(begin)

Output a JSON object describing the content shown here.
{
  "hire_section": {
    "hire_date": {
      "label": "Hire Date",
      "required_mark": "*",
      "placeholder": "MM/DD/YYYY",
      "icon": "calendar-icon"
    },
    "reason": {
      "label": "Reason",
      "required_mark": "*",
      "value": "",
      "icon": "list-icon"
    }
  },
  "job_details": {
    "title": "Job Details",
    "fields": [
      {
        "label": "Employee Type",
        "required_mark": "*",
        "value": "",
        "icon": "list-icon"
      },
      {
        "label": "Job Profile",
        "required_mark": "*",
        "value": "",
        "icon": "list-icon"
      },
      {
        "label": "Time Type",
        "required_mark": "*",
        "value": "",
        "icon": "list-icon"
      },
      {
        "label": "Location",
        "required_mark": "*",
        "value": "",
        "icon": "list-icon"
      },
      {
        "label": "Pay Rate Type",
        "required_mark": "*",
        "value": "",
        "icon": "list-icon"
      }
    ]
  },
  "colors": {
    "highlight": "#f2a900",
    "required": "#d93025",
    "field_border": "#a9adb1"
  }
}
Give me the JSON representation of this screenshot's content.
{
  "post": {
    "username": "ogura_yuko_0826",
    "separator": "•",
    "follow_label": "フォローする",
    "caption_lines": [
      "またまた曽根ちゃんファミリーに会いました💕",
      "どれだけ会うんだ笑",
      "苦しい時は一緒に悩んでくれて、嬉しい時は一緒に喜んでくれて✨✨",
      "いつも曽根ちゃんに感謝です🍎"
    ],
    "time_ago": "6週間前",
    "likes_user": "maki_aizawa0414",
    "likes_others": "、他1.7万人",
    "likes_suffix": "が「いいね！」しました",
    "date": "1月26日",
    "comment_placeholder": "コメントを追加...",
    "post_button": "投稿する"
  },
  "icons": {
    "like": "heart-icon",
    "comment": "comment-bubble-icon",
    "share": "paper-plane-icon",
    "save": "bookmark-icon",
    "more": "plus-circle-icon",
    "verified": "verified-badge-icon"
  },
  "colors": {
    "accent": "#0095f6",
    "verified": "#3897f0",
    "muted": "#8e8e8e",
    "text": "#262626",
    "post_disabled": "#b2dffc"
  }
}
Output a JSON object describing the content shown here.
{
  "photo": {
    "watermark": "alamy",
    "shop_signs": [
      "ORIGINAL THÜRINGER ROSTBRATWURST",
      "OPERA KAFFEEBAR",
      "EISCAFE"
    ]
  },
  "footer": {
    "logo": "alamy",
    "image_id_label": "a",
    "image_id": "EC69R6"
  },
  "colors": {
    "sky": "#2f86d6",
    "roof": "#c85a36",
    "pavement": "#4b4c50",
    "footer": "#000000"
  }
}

(end)

* **SET EXERCISE**: Give an exact copy of all the data shown above.

* **TASK RESULT**:
Output a JSON object describing the content shown here.
{
  "hire_section": {
    "hire_date": {
      "label": "Hire Date",
      "required_mark": "*",
      "placeholder": "MM/DD/YYYY",
      "icon": "calendar-icon"
    },
    "reason": {
      "label": "Reason",
      "required_mark": "*",
      "value": "",
      "icon": "list-icon"
    }
  },
  "job_details": {
    "title": "Job Details",
    "fields": [
      {
        "label": "Employee Type",
        "required_mark": "*",
        "value": "",
        "icon": "list-icon"
      },
      {
        "label": "Job Profile",
        "required_mark": "*",
        "value": "",
        "icon": "list-icon"
      },
      {
        "label": "Time Type",
        "required_mark": "*",
        "value": "",
        "icon": "list-icon"
      },
      {
        "label": "Location",
        "required_mark": "*",
        "value": "",
        "icon": "list-icon"
      },
      {
        "label": "Pay Rate Type",
        "required_mark": "*",
        "value": "",
        "icon": "list-icon"
      }
    ]
  },
  "colors": {
    "highlight": "#f2a900",
    "required": "#d93025",
    "field_border": "#a9adb1"
  }
}
Give me the JSON representation of this screenshot's content.
{
  "post": {
    "username": "ogura_yuko_0826",
    "separator": "•",
    "follow_label": "フォローする",
    "caption_lines": [
      "またまた曽根ちゃんファミリーに会いました💕",
      "どれだけ会うんだ笑",
      "苦しい時は一緒に悩んでくれて、嬉しい時は一緒に喜んでくれて✨✨",
      "いつも曽根ちゃんに感謝です🍎"
    ],
    "time_ago": "6週間前",
    "likes_user": "maki_aizawa0414",
    "likes_others": "、他1.7万人",
    "likes_suffix": "が「いいね！」しました",
    "date": "1月26日",
    "comment_placeholder": "コメントを追加...",
    "post_button": "投稿する"
  },
  "icons": {
    "like": "heart-icon",
    "comment": "comment-bubble-icon",
    "share": "paper-plane-icon",
    "save": "bookmark-icon",
    "more": "plus-circle-icon",
    "verified": "verified-badge-icon"
  },
  "colors": {
    "accent": "#0095f6",
    "verified": "#3897f0",
    "muted": "#8e8e8e",
    "text": "#262626",
    "post_disabled": "#b2dffc"
  }
}
Output a JSON object describing the content shown here.
{
  "photo": {
    "watermark": "alamy",
    "shop_signs": [
      "ORIGINAL THÜRINGER ROSTBRATWURST",
      "OPERA KAFFEEBAR",
      "EISCAFE"
    ]
  },
  "footer": {
    "logo": "alamy",
    "image_id_label": "a",
    "image_id": "EC69R6"
  },
  "colors": {
    "sky": "#2f86d6",
    "roof": "#c85a36",
    "pavement": "#4b4c50",
    "footer": "#000000"
  }
}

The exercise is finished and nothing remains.